__Work required__
Copy each entry as it stands, leaving nothing out.
** begin **
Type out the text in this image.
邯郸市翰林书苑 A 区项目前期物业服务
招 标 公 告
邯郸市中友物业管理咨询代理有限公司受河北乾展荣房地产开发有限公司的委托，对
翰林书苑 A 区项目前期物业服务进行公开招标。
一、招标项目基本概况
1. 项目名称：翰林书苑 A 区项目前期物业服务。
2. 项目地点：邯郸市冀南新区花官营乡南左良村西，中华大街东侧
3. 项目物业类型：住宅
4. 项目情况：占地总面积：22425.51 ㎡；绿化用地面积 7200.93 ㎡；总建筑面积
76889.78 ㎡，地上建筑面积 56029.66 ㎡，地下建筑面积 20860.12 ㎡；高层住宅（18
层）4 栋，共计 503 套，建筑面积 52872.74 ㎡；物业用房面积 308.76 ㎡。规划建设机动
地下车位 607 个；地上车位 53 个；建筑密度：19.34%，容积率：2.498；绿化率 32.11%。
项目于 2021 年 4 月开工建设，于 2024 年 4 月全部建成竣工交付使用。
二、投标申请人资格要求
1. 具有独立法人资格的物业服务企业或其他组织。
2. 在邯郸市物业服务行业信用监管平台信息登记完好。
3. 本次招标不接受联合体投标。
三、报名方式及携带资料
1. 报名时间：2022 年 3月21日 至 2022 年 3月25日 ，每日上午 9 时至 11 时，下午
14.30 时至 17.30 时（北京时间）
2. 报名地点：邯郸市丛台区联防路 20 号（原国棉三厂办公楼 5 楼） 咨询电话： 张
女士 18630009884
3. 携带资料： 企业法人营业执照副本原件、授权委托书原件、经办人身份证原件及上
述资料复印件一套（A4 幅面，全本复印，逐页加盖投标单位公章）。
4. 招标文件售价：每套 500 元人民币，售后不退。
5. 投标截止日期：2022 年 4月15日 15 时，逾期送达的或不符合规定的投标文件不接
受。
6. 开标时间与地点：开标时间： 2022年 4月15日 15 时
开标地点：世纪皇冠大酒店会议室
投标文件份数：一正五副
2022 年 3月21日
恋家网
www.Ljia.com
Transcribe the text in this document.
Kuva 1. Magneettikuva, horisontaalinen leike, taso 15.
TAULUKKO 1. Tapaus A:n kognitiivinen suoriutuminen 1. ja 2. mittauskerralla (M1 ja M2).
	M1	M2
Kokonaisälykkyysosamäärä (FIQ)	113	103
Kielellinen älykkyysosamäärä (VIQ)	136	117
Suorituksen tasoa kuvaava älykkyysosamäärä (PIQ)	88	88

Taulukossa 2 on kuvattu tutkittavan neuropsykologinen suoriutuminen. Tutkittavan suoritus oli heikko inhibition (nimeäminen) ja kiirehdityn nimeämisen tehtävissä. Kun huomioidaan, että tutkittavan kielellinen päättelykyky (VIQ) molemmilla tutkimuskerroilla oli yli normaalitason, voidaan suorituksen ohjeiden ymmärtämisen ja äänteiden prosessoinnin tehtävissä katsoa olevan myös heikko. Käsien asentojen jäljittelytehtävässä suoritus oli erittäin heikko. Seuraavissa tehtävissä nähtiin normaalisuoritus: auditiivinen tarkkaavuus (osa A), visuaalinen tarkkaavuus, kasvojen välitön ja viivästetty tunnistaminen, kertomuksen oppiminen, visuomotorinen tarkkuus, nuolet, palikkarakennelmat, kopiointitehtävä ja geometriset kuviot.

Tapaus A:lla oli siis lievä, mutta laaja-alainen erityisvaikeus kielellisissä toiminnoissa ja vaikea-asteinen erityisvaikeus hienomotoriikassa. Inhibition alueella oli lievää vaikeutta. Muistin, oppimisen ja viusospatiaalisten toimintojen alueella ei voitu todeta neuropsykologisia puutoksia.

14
** end **
__Problem solution__
Type out the text in this image.
邯郸市翰林书苑 A 区项目前期物业服务
招 标 公 告
邯郸市中友物业管理咨询代理有限公司受河北乾展荣房地产开发有限公司的委托，对
翰林书苑 A 区项目前期物业服务进行公开招标。
一、招标项目基本概况
1. 项目名称：翰林书苑 A 区项目前期物业服务。
2. 项目地点：邯郸市冀南新区花官营乡南左良村西，中华大街东侧
3. 项目物业类型：住宅
4. 项目情况：占地总面积：22425.51 ㎡；绿化用地面积 7200.93 ㎡；总建筑面积
76889.78 ㎡，地上建筑面积 56029.66 ㎡，地下建筑面积 20860.12 ㎡；高层住宅（18
层）4 栋，共计 503 套，建筑面积 52872.74 ㎡；物业用房面积 308.76 ㎡。规划建设机动
地下车位 607 个；地上车位 53 个；建筑密度：19.34%，容积率：2.498；绿化率 32.11%。
项目于 2021 年 4 月开工建设，于 2024 年 4 月全部建成竣工交付使用。
二、投标申请人资格要求
1. 具有独立法人资格的物业服务企业或其他组织。
2. 在邯郸市物业服务行业信用监管平台信息登记完好。
3. 本次招标不接受联合体投标。
三、报名方式及携带资料
1. 报名时间：2022 年 3月21日 至 2022 年 3月25日 ，每日上午 9 时至 11 时，下午
14.30 时至 17.30 时（北京时间）
2. 报名地点：邯郸市丛台区联防路 20 号（原国棉三厂办公楼 5 楼） 咨询电话： 张
女士 18630009884
3. 携带资料： 企业法人营业执照副本原件、授权委托书原件、经办人身份证原件及上
述资料复印件一套（A4 幅面，全本复印，逐页加盖投标单位公章）。
4. 招标文件售价：每套 500 元人民币，售后不退。
5. 投标截止日期：2022 年 4月15日 15 时，逾期送达的或不符合规定的投标文件不接
受。
6. 开标时间与地点：开标时间： 2022年 4月15日 15 时
开标地点：世纪皇冠大酒店会议室
投标文件份数：一正五副
2022 年 3月21日
恋家网
www.Ljia.com
Transcribe the text in this document.
Kuva 1. Magneettikuva, horisontaalinen leike, taso 15.
TAULUKKO 1. Tapaus A:n kognitiivinen suoriutuminen 1. ja 2. mittauskerralla (M1 ja M2).
	M1	M2
Kokonaisälykkyysosamäärä (FIQ)	113	103
Kielellinen älykkyysosamäärä (VIQ)	136	117
Suorituksen tasoa kuvaava älykkyysosamäärä (PIQ)	88	88

Taulukossa 2 on kuvattu tutkittavan neuropsykologinen suoriutuminen. Tutkittavan suoritus oli heikko inhibition (nimeäminen) ja kiirehdityn nimeämisen tehtävissä. Kun huomioidaan, että tutkittavan kielellinen päättelykyky (VIQ) molemmilla tutkimuskerroilla oli yli normaalitason, voidaan suorituksen ohjeiden ymmärtämisen ja äänteiden prosessoinnin tehtävissä katsoa olevan myös heikko. Käsien asentojen jäljittelytehtävässä suoritus oli erittäin heikko. Seuraavissa tehtävissä nähtiin normaalisuoritus: auditiivinen tarkkaavuus (osa A), visuaalinen tarkkaavuus, kasvojen välitön ja viivästetty tunnistaminen, kertomuksen oppiminen, visuomotorinen tarkkuus, nuolet, palikkarakennelmat, kopiointitehtävä ja geometriset kuviot.

Tapaus A:lla oli siis lievä, mutta laaja-alainen erityisvaikeus kielellisissä toiminnoissa ja vaikea-asteinen erityisvaikeus hienomotoriikassa. Inhibition alueella oli lievää vaikeutta. Muistin, oppimisen ja viusospatiaalisten toimintojen alueella ei voitu todeta neuropsykologisia puutoksia.

14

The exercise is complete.